**What needs to be done**
All of the material should be reproduced exactly, with pictures left out.

**Material supplied**
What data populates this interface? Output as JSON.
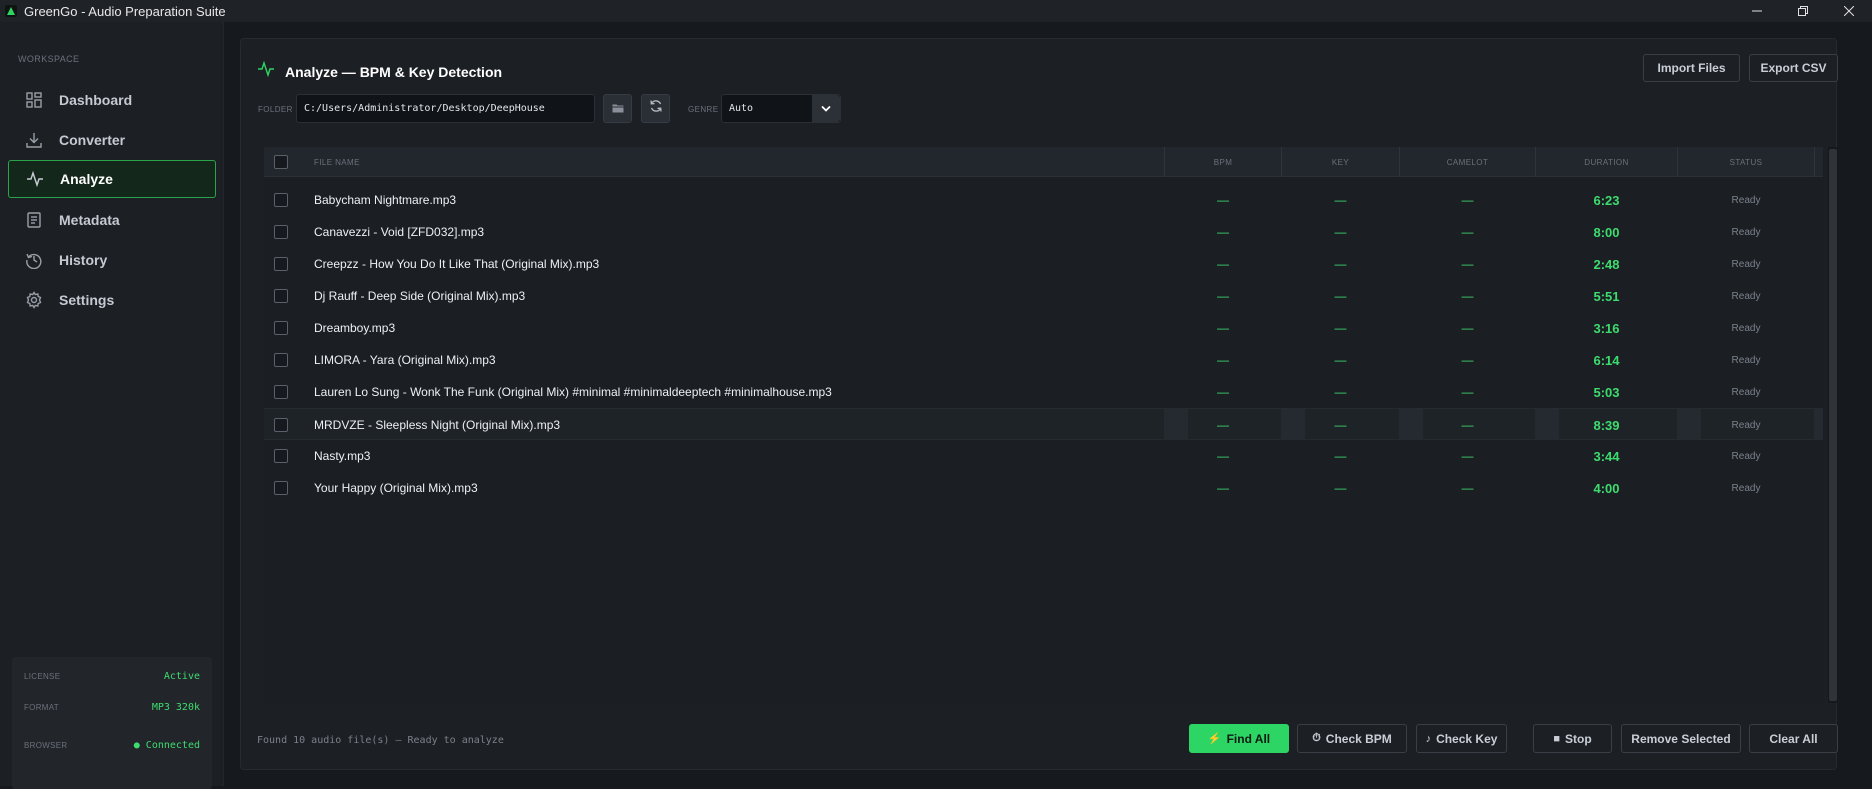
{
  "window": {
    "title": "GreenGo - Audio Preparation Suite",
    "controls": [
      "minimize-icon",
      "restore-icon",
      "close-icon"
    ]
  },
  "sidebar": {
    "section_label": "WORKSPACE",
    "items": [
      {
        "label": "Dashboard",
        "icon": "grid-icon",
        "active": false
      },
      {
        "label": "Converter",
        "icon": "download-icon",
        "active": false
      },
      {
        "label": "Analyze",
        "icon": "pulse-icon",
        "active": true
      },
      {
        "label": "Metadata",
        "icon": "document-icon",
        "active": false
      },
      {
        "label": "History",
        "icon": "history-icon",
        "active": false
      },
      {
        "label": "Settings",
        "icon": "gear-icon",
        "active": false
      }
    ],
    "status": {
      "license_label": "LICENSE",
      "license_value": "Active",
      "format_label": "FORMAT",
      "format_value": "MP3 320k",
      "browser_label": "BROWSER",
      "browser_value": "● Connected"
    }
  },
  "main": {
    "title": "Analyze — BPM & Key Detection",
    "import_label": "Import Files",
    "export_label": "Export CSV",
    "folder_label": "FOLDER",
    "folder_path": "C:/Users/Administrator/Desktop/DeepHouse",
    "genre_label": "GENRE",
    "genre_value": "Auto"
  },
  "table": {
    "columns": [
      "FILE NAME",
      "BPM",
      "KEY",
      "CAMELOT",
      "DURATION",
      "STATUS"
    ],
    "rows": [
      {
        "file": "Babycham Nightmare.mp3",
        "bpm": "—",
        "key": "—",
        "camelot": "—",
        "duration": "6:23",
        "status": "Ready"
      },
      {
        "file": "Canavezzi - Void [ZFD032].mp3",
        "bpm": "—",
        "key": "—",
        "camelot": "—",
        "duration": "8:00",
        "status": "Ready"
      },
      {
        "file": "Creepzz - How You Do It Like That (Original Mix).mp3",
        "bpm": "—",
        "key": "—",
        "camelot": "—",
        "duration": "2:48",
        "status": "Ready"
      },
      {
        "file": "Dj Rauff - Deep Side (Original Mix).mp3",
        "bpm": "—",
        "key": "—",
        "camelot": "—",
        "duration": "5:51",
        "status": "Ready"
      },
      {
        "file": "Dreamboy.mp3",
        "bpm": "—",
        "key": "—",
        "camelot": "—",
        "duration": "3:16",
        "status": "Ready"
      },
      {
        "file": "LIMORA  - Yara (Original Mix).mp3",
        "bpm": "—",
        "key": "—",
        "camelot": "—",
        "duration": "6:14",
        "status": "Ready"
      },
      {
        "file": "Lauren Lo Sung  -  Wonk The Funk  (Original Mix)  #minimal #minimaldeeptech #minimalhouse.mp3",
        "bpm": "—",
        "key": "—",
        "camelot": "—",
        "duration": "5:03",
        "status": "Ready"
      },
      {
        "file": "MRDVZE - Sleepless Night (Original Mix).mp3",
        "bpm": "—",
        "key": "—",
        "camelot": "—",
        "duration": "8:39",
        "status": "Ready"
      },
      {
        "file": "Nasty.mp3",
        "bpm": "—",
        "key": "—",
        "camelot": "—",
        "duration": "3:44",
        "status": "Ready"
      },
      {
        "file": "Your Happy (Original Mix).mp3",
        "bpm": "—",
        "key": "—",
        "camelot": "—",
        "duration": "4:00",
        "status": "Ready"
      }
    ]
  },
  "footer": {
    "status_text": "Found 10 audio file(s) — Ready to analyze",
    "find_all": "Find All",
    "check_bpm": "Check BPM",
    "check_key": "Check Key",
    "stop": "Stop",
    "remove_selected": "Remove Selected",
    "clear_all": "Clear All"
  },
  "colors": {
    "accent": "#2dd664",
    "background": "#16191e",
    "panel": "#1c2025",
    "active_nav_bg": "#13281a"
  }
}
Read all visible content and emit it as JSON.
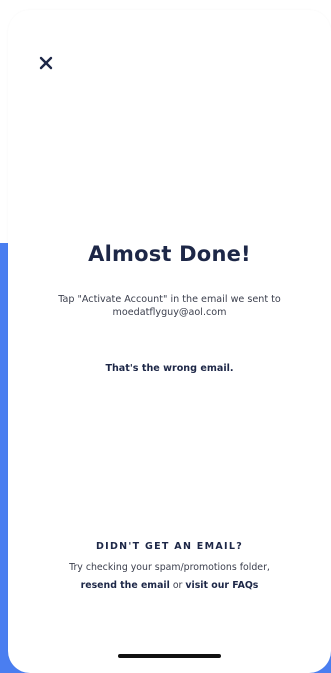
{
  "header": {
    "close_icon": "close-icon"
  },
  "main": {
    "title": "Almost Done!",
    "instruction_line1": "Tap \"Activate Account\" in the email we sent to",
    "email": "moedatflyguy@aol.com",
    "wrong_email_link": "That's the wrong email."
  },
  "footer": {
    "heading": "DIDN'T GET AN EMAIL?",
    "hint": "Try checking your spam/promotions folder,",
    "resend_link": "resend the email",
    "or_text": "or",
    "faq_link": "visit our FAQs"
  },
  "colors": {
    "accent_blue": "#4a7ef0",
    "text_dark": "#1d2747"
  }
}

**Exercise result**
What data populates this interface? Output as JSON.
{
  "window": {
    "title": "GreenGo - Audio Preparation Suite",
    "controls": [
      "minimize-icon",
      "restore-icon",
      "close-icon"
    ]
  },
  "sidebar": {
    "section_label": "WORKSPACE",
    "items": [
      {
        "label": "Dashboard",
        "icon": "grid-icon",
        "active": false
      },
      {
        "label": "Converter",
        "icon": "download-icon",
        "active": false
      },
      {
        "label": "Analyze",
        "icon": "pulse-icon",
        "active": true
      },
      {
        "label": "Metadata",
        "icon": "document-icon",
        "active": false
      },
      {
        "label": "History",
        "icon": "history-icon",
        "active": false
      },
      {
        "label": "Settings",
        "icon": "gear-icon",
        "active": false
      }
    ],
    "status": {
      "license_label": "LICENSE",
      "license_value": "Active",
      "format_label": "FORMAT",
      "format_value": "MP3 320k",
      "browser_label": "BROWSER",
      "browser_value": "● Connected"
    }
  },
  "main": {
    "title": "Analyze — BPM & Key Detection",
    "import_label": "Import Files",
    "export_label": "Export CSV",
    "folder_label": "FOLDER",
    "folder_path": "C:/Users/Administrator/Desktop/DeepHouse",
    "genre_label": "GENRE",
    "genre_value": "Auto"
  },
  "table": {
    "columns": [
      "FILE NAME",
      "BPM",
      "KEY",
      "CAMELOT",
      "DURATION",
      "STATUS"
    ],
    "rows": [
      {
        "file": "Babycham Nightmare.mp3",
        "bpm": "—",
        "key": "—",
        "camelot": "—",
        "duration": "6:23",
        "status": "Ready"
      },
      {
        "file": "Canavezzi - Void [ZFD032].mp3",
        "bpm": "—",
        "key": "—",
        "camelot": "—",
        "duration": "8:00",
        "status": "Ready"
      },
      {
        "file": "Creepzz - How You Do It Like That (Original Mix).mp3",
        "bpm": "—",
        "key": "—",
        "camelot": "—",
        "duration": "2:48",
        "status": "Ready"
      },
      {
        "file": "Dj Rauff - Deep Side (Original Mix).mp3",
        "bpm": "—",
        "key": "—",
        "camelot": "—",
        "duration": "5:51",
        "status": "Ready"
      },
      {
        "file": "Dreamboy.mp3",
        "bpm": "—",
        "key": "—",
        "camelot": "—",
        "duration": "3:16",
        "status": "Ready"
      },
      {
        "file": "LIMORA  - Yara (Original Mix).mp3",
        "bpm": "—",
        "key": "—",
        "camelot": "—",
        "duration": "6:14",
        "status": "Ready"
      },
      {
        "file": "Lauren Lo Sung  -  Wonk The Funk  (Original Mix)  #minimal #minimaldeeptech #minimalhouse.mp3",
        "bpm": "—",
        "key": "—",
        "camelot": "—",
        "duration": "5:03",
        "status": "Ready"
      },
      {
        "file": "MRDVZE - Sleepless Night (Original Mix).mp3",
        "bpm": "—",
        "key": "—",
        "camelot": "—",
        "duration": "8:39",
        "status": "Ready"
      },
      {
        "file": "Nasty.mp3",
        "bpm": "—",
        "key": "—",
        "camelot": "—",
        "duration": "3:44",
        "status": "Ready"
      },
      {
        "file": "Your Happy (Original Mix).mp3",
        "bpm": "—",
        "key": "—",
        "camelot": "—",
        "duration": "4:00",
        "status": "Ready"
      }
    ]
  },
  "footer": {
    "status_text": "Found 10 audio file(s) — Ready to analyze",
    "find_all": "Find All",
    "check_bpm": "Check BPM",
    "check_key": "Check Key",
    "stop": "Stop",
    "remove_selected": "Remove Selected",
    "clear_all": "Clear All"
  },
  "colors": {
    "accent": "#2dd664",
    "background": "#16191e",
    "panel": "#1c2025",
    "active_nav_bg": "#13281a"
  }
}
Read all visible content and emit it as JSON.
{
  "header": {
    "close_icon": "close-icon"
  },
  "main": {
    "title": "Almost Done!",
    "instruction_line1": "Tap \"Activate Account\" in the email we sent to",
    "email": "moedatflyguy@aol.com",
    "wrong_email_link": "That's the wrong email."
  },
  "footer": {
    "heading": "DIDN'T GET AN EMAIL?",
    "hint": "Try checking your spam/promotions folder,",
    "resend_link": "resend the email",
    "or_text": "or",
    "faq_link": "visit our FAQs"
  },
  "colors": {
    "accent_blue": "#4a7ef0",
    "text_dark": "#1d2747"
  }
}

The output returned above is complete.